→ **TO BE DONE**:
Go through each line of the records below and count those with the word "this"; give only the total.

→ **MATERIAL PROVIDED**:
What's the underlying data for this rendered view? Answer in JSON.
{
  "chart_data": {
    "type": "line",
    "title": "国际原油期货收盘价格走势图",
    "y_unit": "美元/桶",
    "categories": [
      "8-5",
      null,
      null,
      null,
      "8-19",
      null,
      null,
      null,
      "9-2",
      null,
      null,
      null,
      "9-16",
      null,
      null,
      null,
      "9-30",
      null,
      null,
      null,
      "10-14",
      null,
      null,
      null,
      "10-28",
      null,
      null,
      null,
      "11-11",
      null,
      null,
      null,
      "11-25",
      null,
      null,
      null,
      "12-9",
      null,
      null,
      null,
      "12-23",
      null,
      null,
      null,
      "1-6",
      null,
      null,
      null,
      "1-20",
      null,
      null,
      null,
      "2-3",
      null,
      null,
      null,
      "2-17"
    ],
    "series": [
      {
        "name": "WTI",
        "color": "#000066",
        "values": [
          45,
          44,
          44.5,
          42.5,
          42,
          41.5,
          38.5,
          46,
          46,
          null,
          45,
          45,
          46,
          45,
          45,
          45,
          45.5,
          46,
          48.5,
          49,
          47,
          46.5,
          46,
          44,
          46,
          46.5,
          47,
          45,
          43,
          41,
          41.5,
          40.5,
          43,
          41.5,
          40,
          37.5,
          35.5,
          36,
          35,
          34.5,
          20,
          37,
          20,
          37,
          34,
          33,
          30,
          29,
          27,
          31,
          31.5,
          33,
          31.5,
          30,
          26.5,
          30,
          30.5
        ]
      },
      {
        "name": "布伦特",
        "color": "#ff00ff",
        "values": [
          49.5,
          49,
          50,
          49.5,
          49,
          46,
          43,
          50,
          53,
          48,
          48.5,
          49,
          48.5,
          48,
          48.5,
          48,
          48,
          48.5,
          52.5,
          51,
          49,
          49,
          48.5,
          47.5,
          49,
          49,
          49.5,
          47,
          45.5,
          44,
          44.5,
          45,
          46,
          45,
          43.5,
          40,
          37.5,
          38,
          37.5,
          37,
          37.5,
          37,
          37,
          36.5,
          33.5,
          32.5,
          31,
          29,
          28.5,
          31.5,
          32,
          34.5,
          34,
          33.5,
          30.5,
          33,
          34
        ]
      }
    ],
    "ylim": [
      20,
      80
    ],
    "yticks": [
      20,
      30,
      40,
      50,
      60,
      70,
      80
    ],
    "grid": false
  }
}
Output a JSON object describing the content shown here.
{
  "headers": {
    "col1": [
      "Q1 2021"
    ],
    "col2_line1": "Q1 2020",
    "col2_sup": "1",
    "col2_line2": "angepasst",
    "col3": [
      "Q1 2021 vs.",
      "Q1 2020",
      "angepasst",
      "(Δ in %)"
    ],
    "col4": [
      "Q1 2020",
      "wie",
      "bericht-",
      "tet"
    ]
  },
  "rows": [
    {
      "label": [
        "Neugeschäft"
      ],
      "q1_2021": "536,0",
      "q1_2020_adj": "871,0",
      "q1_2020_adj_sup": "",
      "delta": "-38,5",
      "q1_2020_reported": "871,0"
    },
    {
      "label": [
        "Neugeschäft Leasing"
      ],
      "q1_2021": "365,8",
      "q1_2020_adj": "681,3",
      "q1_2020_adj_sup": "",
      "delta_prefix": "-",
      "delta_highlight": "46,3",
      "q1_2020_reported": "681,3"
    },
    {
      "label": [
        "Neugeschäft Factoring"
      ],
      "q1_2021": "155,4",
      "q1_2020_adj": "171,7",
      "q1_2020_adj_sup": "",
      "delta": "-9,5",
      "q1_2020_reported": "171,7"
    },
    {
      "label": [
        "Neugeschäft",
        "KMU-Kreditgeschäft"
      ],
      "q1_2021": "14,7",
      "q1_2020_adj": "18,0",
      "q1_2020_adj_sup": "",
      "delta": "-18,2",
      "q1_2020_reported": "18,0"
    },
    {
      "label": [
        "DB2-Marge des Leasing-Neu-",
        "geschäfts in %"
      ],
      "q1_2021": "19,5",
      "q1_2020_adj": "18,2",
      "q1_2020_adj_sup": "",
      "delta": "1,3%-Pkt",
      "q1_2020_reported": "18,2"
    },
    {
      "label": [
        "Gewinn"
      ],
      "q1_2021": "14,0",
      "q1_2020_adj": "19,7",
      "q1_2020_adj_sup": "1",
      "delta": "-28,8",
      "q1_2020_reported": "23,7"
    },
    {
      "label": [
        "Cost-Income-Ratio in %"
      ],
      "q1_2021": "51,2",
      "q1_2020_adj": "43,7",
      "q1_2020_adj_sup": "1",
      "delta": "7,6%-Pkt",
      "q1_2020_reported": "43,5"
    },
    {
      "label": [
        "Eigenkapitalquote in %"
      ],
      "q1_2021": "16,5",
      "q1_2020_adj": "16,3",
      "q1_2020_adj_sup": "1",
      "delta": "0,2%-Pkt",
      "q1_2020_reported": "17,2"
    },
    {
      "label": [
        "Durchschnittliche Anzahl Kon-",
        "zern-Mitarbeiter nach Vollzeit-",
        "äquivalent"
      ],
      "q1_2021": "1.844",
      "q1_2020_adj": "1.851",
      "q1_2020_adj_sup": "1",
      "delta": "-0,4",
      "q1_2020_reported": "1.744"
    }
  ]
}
--
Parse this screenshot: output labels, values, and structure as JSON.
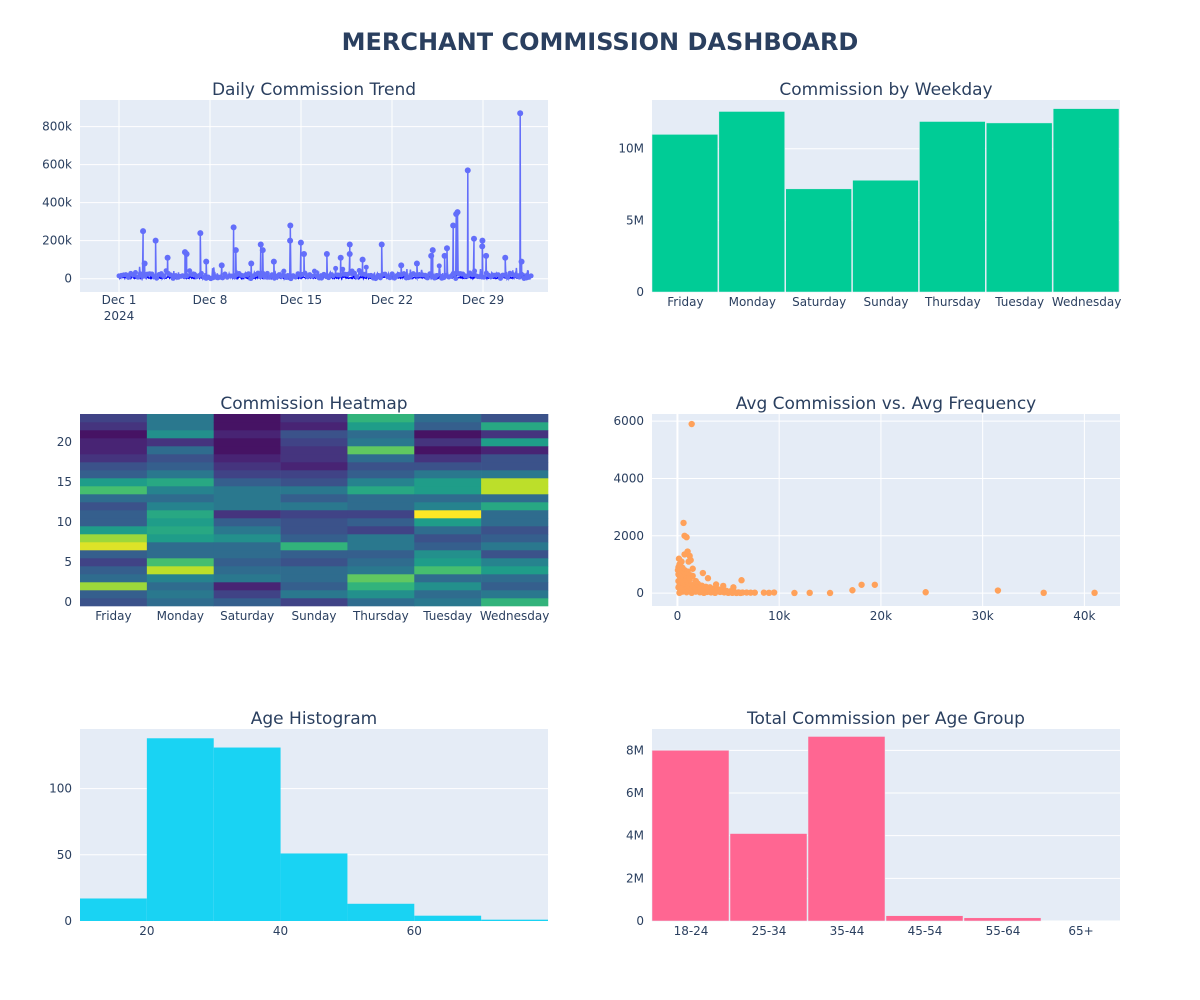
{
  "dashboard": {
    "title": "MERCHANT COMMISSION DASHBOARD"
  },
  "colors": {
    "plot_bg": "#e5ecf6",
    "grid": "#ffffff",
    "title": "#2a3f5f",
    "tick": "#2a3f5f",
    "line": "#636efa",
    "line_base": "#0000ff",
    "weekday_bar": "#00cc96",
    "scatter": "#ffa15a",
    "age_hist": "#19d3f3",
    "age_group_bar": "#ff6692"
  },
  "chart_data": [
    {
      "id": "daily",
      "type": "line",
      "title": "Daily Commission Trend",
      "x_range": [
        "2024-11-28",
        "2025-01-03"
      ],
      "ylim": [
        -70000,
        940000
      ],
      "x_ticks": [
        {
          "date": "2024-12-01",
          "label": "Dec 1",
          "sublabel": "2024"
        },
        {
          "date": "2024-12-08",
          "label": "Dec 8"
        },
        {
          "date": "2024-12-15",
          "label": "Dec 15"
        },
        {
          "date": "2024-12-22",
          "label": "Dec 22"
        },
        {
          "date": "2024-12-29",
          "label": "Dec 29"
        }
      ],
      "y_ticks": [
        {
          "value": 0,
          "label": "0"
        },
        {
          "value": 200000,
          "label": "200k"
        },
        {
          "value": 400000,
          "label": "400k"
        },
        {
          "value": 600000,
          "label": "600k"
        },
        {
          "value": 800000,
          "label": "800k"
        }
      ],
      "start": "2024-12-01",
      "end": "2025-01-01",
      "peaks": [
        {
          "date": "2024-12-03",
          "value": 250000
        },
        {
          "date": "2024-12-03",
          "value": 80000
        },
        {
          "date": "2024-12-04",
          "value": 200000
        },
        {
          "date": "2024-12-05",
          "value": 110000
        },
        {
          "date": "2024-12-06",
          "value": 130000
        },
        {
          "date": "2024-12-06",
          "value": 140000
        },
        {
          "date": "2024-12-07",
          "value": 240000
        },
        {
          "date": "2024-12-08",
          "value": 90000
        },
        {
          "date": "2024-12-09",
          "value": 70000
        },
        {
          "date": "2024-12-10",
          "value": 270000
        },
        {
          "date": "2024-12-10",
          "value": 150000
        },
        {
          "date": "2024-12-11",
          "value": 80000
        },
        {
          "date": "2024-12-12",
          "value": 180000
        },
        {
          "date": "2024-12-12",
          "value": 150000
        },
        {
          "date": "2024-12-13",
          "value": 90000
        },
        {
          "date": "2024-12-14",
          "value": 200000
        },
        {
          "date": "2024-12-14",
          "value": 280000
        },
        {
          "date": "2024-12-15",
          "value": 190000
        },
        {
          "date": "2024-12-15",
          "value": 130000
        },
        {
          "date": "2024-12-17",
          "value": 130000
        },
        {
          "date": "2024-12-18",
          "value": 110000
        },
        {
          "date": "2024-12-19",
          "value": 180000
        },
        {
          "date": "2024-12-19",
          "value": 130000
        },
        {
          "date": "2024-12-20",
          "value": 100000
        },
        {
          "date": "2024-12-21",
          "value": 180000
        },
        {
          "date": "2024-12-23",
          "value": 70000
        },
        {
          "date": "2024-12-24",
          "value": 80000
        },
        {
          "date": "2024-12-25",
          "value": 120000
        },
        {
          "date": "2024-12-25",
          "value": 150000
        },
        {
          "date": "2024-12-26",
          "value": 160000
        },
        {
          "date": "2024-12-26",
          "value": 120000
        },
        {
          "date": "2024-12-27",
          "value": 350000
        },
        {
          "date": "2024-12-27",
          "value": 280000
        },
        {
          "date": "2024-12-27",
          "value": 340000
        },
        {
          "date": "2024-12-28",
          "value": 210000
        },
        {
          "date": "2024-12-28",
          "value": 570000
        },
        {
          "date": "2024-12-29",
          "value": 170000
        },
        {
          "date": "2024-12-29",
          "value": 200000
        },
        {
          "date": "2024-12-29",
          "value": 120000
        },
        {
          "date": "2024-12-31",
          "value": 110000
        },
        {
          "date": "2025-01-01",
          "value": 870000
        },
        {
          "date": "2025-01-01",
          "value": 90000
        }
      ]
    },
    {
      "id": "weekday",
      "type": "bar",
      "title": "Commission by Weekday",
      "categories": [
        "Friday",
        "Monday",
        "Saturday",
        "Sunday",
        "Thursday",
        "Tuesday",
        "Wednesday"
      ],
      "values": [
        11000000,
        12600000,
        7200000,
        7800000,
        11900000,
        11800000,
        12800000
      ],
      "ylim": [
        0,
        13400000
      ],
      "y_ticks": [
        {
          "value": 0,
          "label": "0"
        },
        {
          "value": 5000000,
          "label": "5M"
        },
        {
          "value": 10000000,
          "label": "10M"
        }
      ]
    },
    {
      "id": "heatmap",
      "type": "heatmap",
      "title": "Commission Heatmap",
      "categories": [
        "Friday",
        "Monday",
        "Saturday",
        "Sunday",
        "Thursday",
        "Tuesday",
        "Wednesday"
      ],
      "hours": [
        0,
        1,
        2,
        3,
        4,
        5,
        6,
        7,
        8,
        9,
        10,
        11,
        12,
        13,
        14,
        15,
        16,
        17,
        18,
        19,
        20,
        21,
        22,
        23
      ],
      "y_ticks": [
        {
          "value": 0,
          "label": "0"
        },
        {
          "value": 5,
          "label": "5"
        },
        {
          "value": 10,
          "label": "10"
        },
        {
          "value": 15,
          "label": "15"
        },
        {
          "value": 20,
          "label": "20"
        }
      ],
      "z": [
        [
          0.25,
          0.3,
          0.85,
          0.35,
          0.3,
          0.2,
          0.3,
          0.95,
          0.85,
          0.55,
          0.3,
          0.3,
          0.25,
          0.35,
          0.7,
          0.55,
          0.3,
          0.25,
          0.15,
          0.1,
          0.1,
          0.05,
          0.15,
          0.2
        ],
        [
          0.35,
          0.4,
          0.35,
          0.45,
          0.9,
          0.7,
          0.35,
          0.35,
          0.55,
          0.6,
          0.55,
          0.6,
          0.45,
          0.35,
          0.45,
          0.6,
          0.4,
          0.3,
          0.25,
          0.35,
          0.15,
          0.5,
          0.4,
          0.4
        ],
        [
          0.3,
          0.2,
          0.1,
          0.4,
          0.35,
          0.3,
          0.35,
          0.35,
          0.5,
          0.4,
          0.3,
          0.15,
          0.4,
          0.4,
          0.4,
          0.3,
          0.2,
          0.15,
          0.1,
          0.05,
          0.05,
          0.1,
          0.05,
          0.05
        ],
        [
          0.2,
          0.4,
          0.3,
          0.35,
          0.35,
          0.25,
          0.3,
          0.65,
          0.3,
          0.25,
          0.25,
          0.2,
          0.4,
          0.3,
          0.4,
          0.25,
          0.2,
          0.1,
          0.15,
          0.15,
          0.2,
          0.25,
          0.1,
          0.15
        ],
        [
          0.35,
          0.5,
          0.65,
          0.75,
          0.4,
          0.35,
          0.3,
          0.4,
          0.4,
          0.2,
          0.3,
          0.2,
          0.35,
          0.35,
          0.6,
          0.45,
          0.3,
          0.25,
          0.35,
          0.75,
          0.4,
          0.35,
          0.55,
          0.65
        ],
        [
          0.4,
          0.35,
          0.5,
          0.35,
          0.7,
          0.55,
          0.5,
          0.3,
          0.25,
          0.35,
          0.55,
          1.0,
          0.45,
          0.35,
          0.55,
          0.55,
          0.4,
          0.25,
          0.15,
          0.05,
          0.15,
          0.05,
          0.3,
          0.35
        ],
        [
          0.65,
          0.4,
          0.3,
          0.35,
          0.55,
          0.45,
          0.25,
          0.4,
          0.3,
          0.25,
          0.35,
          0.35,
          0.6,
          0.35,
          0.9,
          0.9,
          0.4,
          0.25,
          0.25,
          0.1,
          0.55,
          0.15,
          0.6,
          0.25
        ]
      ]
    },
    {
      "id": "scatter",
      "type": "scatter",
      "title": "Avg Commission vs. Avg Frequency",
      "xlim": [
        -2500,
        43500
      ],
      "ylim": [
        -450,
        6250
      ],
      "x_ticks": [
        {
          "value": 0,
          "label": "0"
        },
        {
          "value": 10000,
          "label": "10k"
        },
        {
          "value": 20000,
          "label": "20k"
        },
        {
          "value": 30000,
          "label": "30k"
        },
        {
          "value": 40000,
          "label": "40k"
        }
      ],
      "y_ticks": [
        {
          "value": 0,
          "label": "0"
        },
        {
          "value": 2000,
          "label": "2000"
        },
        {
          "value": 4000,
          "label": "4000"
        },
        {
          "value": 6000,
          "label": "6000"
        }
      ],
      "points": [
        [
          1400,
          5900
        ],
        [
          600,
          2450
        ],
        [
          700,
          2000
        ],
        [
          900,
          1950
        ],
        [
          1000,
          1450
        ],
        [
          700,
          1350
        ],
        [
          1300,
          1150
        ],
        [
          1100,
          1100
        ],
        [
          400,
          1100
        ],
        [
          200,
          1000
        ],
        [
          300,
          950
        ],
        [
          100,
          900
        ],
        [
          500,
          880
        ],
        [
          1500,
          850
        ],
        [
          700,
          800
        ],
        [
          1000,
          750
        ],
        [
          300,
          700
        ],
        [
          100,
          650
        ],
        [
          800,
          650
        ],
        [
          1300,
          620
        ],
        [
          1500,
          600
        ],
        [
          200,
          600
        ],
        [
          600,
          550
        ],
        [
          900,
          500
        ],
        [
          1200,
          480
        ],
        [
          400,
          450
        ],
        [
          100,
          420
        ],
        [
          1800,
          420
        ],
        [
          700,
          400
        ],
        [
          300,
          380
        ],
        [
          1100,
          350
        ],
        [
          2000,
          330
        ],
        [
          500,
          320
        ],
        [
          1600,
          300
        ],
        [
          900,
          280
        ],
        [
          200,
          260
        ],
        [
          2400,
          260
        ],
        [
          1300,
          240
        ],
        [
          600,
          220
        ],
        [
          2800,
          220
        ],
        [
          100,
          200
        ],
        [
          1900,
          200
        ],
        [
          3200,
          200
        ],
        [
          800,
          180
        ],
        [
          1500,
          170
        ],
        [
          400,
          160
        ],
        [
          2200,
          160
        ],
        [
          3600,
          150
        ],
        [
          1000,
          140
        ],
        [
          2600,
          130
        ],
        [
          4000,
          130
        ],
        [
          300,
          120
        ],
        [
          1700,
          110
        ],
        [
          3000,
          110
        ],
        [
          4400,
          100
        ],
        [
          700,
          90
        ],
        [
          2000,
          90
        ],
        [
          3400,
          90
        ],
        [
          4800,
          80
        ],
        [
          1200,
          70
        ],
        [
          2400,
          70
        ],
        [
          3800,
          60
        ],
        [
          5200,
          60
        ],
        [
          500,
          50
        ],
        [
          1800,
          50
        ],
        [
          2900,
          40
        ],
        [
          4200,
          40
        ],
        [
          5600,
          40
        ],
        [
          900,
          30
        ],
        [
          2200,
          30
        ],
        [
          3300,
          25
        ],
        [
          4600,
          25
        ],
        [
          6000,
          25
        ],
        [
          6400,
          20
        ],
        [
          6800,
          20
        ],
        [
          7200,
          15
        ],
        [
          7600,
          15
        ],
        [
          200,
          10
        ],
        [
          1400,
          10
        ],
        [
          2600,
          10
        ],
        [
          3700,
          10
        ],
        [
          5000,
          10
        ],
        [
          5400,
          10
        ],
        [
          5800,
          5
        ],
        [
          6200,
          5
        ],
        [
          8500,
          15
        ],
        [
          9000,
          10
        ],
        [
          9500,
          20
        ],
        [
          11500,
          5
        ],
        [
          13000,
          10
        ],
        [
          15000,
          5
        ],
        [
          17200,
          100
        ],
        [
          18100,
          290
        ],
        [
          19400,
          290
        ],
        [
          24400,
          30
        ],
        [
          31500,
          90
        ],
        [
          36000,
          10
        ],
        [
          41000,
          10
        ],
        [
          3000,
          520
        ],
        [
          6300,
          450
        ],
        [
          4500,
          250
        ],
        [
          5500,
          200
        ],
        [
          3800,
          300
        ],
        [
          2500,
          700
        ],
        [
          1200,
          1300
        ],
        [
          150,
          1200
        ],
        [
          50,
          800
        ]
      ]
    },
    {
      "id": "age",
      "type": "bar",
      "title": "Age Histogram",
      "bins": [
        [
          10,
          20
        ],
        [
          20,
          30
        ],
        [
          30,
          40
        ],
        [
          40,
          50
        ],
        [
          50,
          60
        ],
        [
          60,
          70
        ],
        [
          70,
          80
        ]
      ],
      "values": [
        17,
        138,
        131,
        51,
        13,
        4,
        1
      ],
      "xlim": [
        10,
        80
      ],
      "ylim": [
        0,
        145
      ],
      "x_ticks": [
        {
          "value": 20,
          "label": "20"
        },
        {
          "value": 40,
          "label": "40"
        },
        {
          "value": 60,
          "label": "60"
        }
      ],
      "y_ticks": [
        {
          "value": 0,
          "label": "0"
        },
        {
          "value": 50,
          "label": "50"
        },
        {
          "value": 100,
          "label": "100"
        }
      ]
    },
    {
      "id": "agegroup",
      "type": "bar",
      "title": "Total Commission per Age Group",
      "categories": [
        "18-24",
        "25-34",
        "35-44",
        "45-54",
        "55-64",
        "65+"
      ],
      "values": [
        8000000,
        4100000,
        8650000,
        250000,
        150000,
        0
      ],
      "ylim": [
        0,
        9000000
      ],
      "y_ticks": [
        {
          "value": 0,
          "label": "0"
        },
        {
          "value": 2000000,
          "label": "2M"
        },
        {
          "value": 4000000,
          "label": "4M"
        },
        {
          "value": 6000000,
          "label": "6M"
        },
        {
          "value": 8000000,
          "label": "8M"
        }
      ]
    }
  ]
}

→ **COMPLETE OUTPUT**:
2